*Aim*
Transcribe every line of the records verbatim.

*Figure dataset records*
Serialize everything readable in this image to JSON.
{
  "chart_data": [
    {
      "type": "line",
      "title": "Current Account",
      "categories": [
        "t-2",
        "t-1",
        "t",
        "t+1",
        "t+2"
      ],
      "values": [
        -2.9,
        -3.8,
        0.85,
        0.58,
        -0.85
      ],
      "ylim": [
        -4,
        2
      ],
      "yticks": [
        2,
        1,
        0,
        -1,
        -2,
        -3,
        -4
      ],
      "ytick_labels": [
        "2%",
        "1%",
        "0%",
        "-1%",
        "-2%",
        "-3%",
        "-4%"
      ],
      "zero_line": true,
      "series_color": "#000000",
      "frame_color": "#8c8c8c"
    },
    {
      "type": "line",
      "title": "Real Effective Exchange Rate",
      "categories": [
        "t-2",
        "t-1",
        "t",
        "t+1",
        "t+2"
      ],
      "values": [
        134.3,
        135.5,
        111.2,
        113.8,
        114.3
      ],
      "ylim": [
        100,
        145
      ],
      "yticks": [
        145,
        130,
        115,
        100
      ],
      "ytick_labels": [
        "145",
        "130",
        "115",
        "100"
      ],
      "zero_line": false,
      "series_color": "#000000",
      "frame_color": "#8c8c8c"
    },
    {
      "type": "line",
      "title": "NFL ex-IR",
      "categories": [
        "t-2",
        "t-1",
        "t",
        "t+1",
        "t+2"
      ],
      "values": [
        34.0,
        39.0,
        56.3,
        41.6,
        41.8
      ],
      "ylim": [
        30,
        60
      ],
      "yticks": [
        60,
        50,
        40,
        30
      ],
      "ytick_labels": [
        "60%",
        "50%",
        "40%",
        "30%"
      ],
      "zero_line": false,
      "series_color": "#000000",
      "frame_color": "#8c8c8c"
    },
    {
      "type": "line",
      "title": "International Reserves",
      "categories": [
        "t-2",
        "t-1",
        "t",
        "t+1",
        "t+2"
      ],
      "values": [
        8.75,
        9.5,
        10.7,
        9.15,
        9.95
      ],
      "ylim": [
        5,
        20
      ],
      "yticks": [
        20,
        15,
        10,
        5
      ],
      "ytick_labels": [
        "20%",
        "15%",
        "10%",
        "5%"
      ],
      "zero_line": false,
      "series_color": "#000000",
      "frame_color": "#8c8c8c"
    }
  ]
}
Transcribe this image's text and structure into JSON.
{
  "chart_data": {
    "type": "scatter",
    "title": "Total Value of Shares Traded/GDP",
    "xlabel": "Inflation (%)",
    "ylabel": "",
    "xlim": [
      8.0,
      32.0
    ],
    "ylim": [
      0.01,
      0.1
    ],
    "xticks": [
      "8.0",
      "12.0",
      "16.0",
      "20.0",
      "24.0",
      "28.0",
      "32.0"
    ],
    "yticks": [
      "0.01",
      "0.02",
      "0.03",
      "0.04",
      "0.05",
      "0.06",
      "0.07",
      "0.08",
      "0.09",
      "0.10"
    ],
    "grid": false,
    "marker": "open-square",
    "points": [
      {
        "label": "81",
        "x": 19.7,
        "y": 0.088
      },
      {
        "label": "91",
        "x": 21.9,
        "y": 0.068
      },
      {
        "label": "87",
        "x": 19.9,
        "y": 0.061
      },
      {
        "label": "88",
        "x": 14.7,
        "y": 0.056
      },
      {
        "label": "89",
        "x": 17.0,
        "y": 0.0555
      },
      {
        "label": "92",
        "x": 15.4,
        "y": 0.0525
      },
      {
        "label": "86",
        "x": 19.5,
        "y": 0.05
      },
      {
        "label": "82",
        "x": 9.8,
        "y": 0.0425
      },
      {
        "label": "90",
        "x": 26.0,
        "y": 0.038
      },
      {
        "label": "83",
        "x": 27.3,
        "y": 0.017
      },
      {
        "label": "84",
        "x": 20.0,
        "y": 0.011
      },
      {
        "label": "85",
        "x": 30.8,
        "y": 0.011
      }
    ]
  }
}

*Written solution*
Serialize everything readable in this image to JSON.
{
  "chart_data": [
    {
      "type": "line",
      "title": "Current Account",
      "categories": [
        "t-2",
        "t-1",
        "t",
        "t+1",
        "t+2"
      ],
      "values": [
        -2.9,
        -3.8,
        0.85,
        0.58,
        -0.85
      ],
      "ylim": [
        -4,
        2
      ],
      "yticks": [
        2,
        1,
        0,
        -1,
        -2,
        -3,
        -4
      ],
      "ytick_labels": [
        "2%",
        "1%",
        "0%",
        "-1%",
        "-2%",
        "-3%",
        "-4%"
      ],
      "zero_line": true,
      "series_color": "#000000",
      "frame_color": "#8c8c8c"
    },
    {
      "type": "line",
      "title": "Real Effective Exchange Rate",
      "categories": [
        "t-2",
        "t-1",
        "t",
        "t+1",
        "t+2"
      ],
      "values": [
        134.3,
        135.5,
        111.2,
        113.8,
        114.3
      ],
      "ylim": [
        100,
        145
      ],
      "yticks": [
        145,
        130,
        115,
        100
      ],
      "ytick_labels": [
        "145",
        "130",
        "115",
        "100"
      ],
      "zero_line": false,
      "series_color": "#000000",
      "frame_color": "#8c8c8c"
    },
    {
      "type": "line",
      "title": "NFL ex-IR",
      "categories": [
        "t-2",
        "t-1",
        "t",
        "t+1",
        "t+2"
      ],
      "values": [
        34.0,
        39.0,
        56.3,
        41.6,
        41.8
      ],
      "ylim": [
        30,
        60
      ],
      "yticks": [
        60,
        50,
        40,
        30
      ],
      "ytick_labels": [
        "60%",
        "50%",
        "40%",
        "30%"
      ],
      "zero_line": false,
      "series_color": "#000000",
      "frame_color": "#8c8c8c"
    },
    {
      "type": "line",
      "title": "International Reserves",
      "categories": [
        "t-2",
        "t-1",
        "t",
        "t+1",
        "t+2"
      ],
      "values": [
        8.75,
        9.5,
        10.7,
        9.15,
        9.95
      ],
      "ylim": [
        5,
        20
      ],
      "yticks": [
        20,
        15,
        10,
        5
      ],
      "ytick_labels": [
        "20%",
        "15%",
        "10%",
        "5%"
      ],
      "zero_line": false,
      "series_color": "#000000",
      "frame_color": "#8c8c8c"
    }
  ]
}
Transcribe this image's text and structure into JSON.
{
  "chart_data": {
    "type": "scatter",
    "title": "Total Value of Shares Traded/GDP",
    "xlabel": "Inflation (%)",
    "ylabel": "",
    "xlim": [
      8.0,
      32.0
    ],
    "ylim": [
      0.01,
      0.1
    ],
    "xticks": [
      "8.0",
      "12.0",
      "16.0",
      "20.0",
      "24.0",
      "28.0",
      "32.0"
    ],
    "yticks": [
      "0.01",
      "0.02",
      "0.03",
      "0.04",
      "0.05",
      "0.06",
      "0.07",
      "0.08",
      "0.09",
      "0.10"
    ],
    "grid": false,
    "marker": "open-square",
    "points": [
      {
        "label": "81",
        "x": 19.7,
        "y": 0.088
      },
      {
        "label": "91",
        "x": 21.9,
        "y": 0.068
      },
      {
        "label": "87",
        "x": 19.9,
        "y": 0.061
      },
      {
        "label": "88",
        "x": 14.7,
        "y": 0.056
      },
      {
        "label": "89",
        "x": 17.0,
        "y": 0.0555
      },
      {
        "label": "92",
        "x": 15.4,
        "y": 0.0525
      },
      {
        "label": "86",
        "x": 19.5,
        "y": 0.05
      },
      {
        "label": "82",
        "x": 9.8,
        "y": 0.0425
      },
      {
        "label": "90",
        "x": 26.0,
        "y": 0.038
      },
      {
        "label": "83",
        "x": 27.3,
        "y": 0.017
      },
      {
        "label": "84",
        "x": 20.0,
        "y": 0.011
      },
      {
        "label": "85",
        "x": 30.8,
        "y": 0.011
      }
    ]
  }
}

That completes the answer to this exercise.